Dataset records:
>> Start
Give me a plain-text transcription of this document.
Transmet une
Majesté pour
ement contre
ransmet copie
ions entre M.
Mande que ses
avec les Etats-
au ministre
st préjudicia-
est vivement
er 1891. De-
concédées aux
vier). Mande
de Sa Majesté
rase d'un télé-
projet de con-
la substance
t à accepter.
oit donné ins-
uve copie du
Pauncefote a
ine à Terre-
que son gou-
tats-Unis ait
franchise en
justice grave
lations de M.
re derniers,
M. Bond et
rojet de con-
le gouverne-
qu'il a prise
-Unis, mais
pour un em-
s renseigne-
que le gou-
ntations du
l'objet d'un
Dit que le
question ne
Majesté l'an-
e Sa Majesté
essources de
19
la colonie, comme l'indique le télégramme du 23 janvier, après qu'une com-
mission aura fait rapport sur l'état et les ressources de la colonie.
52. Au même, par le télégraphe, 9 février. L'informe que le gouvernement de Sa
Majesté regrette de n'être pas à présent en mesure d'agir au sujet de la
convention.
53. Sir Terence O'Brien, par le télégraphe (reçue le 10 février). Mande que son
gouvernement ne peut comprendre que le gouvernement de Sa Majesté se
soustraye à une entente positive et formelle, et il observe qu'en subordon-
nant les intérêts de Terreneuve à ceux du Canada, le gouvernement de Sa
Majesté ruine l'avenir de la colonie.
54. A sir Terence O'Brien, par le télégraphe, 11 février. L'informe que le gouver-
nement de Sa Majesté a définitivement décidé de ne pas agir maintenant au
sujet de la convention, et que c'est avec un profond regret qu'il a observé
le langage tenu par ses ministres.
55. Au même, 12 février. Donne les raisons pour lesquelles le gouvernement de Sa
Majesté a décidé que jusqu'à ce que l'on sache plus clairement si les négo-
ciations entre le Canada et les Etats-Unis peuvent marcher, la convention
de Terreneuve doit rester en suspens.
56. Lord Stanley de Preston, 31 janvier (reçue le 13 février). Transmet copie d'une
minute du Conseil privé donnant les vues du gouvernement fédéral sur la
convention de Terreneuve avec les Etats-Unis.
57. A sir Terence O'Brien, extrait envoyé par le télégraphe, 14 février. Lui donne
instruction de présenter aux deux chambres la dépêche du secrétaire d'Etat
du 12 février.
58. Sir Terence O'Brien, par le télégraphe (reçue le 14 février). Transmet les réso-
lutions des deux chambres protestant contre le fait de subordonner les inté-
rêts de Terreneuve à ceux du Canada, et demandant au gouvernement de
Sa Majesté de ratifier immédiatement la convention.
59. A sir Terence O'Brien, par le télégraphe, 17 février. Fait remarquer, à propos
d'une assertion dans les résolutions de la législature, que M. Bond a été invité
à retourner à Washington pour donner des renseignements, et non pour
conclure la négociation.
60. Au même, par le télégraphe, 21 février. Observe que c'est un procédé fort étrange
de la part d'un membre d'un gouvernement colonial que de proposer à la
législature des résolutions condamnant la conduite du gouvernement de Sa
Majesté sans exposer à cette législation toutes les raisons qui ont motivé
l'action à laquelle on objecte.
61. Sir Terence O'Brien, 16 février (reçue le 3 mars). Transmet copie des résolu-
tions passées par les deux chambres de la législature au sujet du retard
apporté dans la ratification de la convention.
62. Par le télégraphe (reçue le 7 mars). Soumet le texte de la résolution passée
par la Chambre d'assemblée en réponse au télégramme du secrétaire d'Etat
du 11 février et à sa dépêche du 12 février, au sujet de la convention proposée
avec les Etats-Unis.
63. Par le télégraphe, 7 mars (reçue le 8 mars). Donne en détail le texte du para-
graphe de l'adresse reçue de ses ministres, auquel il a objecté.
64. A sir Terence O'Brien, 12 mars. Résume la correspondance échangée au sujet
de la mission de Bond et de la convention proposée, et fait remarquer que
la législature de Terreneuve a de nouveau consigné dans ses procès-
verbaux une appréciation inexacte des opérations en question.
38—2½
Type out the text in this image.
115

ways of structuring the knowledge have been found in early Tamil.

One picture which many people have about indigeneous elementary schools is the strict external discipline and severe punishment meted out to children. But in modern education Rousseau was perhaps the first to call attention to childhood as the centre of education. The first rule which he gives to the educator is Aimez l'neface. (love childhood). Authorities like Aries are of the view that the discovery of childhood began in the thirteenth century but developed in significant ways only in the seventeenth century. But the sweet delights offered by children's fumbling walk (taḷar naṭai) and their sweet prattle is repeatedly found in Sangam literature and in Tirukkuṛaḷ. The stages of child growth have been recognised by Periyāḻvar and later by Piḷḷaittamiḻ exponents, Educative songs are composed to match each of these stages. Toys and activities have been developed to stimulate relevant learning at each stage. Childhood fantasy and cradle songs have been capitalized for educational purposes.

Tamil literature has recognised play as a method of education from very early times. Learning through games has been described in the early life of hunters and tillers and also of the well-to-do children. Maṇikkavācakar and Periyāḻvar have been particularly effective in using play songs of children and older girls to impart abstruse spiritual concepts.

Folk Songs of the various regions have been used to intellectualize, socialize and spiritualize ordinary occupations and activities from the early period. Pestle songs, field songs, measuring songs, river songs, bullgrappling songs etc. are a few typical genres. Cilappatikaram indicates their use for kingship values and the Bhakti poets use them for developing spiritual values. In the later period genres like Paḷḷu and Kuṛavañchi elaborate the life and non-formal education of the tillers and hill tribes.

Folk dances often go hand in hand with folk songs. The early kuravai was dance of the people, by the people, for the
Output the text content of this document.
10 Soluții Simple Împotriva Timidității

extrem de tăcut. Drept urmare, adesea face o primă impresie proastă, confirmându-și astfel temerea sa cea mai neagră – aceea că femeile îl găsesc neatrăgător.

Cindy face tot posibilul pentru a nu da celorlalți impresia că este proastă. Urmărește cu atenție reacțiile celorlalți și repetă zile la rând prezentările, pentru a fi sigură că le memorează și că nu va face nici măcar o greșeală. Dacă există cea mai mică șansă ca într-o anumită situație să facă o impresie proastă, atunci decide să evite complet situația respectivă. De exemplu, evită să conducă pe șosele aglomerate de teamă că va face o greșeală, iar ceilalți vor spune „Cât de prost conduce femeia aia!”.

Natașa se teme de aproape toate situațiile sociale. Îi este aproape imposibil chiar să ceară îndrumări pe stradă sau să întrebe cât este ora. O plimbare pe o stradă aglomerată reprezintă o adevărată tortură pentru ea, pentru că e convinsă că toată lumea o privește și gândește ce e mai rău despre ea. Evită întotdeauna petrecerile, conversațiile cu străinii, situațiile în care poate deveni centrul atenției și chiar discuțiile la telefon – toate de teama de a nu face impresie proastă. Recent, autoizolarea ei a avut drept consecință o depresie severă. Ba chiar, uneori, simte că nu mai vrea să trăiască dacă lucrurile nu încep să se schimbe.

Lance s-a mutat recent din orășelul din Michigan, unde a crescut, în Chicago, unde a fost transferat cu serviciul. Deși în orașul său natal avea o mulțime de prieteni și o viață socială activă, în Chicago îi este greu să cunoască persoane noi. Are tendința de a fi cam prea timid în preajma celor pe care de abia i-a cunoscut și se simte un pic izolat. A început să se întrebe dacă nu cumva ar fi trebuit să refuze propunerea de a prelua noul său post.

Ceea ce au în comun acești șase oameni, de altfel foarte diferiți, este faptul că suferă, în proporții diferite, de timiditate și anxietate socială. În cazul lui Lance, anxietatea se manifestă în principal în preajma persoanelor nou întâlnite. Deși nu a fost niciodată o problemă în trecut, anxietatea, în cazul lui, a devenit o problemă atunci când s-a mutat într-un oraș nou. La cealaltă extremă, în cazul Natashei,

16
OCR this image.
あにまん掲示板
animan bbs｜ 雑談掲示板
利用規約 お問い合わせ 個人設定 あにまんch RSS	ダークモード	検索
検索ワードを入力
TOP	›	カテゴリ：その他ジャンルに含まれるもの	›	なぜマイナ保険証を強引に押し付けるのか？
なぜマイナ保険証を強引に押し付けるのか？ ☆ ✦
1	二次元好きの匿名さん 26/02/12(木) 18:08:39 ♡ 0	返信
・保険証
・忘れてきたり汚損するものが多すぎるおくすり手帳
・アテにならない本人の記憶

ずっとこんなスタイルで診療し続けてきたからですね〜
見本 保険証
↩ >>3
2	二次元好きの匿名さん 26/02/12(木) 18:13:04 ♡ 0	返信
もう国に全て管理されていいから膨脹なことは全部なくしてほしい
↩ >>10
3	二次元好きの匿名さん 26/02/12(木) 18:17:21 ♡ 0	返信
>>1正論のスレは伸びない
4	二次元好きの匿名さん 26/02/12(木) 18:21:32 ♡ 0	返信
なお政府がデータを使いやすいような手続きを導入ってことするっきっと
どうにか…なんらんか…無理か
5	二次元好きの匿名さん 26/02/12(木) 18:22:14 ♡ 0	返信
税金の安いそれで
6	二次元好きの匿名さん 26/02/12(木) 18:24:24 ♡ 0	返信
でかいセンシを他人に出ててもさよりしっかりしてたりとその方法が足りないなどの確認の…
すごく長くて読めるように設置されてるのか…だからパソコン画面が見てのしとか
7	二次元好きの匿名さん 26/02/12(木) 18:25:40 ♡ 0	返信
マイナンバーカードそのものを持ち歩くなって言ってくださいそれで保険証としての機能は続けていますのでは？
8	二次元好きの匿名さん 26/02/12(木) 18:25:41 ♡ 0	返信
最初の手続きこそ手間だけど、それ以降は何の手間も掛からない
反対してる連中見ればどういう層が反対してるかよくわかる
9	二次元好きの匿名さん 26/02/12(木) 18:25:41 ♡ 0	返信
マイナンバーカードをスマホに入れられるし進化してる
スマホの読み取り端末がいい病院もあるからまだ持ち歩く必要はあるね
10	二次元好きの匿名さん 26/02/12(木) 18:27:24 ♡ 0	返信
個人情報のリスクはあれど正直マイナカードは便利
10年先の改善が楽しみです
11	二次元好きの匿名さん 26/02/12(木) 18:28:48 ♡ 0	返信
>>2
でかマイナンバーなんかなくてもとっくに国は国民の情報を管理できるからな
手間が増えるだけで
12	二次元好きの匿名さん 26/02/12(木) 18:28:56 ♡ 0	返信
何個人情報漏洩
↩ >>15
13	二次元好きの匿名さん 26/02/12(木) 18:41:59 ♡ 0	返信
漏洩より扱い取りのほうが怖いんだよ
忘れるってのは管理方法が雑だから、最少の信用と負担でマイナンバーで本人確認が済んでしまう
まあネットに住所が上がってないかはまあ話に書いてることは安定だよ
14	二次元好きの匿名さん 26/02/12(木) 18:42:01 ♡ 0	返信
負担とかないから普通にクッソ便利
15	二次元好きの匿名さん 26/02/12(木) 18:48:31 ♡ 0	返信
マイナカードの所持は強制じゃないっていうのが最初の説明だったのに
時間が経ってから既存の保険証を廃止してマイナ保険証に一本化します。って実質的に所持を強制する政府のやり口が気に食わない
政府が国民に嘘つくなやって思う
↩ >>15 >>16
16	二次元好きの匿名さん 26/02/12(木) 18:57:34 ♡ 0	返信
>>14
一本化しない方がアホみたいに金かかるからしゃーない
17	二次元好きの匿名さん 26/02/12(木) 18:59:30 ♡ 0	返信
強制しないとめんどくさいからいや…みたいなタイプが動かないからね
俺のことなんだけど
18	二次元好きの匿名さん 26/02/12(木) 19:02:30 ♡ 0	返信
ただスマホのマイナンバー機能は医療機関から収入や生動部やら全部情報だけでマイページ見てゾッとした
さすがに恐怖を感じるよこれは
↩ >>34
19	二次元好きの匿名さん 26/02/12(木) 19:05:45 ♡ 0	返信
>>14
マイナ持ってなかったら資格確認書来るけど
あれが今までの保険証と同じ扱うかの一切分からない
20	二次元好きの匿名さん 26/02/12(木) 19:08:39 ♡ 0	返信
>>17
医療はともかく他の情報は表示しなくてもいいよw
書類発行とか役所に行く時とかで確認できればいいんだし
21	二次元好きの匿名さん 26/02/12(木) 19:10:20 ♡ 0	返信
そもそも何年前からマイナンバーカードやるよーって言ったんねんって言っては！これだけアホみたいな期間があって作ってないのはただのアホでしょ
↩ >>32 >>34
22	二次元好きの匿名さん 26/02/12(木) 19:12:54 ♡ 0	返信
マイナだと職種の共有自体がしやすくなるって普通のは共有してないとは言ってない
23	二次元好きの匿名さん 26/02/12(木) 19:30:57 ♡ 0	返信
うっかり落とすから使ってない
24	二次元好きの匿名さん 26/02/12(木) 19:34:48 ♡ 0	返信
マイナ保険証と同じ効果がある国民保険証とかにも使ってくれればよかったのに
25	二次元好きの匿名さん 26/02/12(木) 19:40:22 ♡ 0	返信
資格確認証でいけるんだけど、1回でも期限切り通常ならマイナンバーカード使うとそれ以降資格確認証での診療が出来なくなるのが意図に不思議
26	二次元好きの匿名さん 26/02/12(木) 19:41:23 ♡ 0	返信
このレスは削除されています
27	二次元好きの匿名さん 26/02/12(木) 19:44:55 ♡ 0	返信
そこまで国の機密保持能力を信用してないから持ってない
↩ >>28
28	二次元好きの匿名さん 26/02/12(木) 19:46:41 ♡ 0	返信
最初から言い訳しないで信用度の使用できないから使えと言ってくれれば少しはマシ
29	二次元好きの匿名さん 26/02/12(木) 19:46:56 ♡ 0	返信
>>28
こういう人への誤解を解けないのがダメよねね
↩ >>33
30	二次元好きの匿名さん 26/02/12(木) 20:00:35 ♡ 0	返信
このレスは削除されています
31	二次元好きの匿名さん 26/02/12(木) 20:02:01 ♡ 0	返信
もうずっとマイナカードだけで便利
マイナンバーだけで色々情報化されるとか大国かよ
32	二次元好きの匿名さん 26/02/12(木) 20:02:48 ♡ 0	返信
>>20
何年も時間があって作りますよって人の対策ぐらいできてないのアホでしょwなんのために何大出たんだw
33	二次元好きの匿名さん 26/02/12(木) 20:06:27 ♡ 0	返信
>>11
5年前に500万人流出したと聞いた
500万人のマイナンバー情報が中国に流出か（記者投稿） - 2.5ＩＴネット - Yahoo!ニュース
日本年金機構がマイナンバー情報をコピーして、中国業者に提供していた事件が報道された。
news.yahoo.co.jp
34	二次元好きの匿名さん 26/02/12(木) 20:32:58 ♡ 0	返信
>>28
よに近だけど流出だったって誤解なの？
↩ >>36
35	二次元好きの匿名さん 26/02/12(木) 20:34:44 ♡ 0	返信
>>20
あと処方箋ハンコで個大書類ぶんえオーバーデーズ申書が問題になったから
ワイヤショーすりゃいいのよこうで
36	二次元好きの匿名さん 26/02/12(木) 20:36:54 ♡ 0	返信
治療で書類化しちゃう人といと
>> End
**WHAT IS BEING ASKED**
Identify the lines in the entries that hold "ways" and return each one.

**WRITTEN RESPONSE**
ways of structuring the knowledge have been found in early Tamil.
One picture which many people have about indigeneous elementary schools is the strict external discipline and severe punishment meted out to children. But in modern education Rousseau was perhaps the first to call attention to childhood as the centre of education. The first rule which he gives to the educator is Aimez l'neface. (love childhood). Authorities like Aries are of the view that the discovery of childhood began in the thirteenth century but developed in significant ways only in the seventeenth century. But the sweet delights offered by children's fumbling walk (taḷar naṭai) and their sweet prattle is repeatedly found in Sangam literature and in Tirukkuṛaḷ. The stages of child growth have been recognised by Periyāḻvar and later by Piḷḷaittamiḻ exponents, Educative songs are composed to match each of these stages. Toys and activities have been developed to stimulate relevant learning at each stage. Childhood fantasy and cradle songs have been capitalized for educational purposes.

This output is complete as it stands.